_GIVEN PROBLEM:_ Filter the data for lines with the word "vnitra", then copy every line so identified.

[Start of DATASET RECORDS]

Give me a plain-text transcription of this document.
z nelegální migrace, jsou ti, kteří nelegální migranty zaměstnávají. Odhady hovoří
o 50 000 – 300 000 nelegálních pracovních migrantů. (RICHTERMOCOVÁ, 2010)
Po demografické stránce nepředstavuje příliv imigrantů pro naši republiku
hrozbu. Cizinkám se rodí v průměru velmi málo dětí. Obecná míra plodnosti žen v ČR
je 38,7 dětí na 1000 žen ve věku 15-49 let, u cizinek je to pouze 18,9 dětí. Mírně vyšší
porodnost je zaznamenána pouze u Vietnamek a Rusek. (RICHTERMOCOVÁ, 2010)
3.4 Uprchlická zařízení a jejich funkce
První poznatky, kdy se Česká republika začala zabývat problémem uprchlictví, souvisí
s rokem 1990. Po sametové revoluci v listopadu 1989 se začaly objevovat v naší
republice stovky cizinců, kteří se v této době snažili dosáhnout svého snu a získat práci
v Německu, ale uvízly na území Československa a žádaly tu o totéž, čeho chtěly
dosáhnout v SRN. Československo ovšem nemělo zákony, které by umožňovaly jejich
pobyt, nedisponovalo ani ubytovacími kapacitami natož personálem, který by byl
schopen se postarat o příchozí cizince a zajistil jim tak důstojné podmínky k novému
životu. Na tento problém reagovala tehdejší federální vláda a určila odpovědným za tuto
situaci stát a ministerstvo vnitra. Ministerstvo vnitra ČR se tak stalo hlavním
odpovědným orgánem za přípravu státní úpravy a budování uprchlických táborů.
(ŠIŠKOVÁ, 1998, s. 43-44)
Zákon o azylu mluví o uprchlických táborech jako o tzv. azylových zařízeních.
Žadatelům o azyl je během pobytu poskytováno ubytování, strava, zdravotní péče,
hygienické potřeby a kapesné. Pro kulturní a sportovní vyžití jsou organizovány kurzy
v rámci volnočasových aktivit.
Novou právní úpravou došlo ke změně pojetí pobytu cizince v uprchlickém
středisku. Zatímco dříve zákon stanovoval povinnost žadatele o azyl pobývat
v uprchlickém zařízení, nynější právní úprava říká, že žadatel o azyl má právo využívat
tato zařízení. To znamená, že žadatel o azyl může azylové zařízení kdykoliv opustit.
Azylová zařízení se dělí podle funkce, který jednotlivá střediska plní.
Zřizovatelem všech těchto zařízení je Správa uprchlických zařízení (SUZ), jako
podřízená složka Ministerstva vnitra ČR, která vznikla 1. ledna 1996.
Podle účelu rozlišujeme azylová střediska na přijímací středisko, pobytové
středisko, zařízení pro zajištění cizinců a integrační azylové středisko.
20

[End of DATASET RECORDS]

_OUTPUT FOR THIS TASK:_
situaci stát a ministerstvo vnitra. Ministerstvo vnitra ČR se tak stalo hlavním
podřízená složka Ministerstva vnitra ČR, která vznikla 1. ledna 1996.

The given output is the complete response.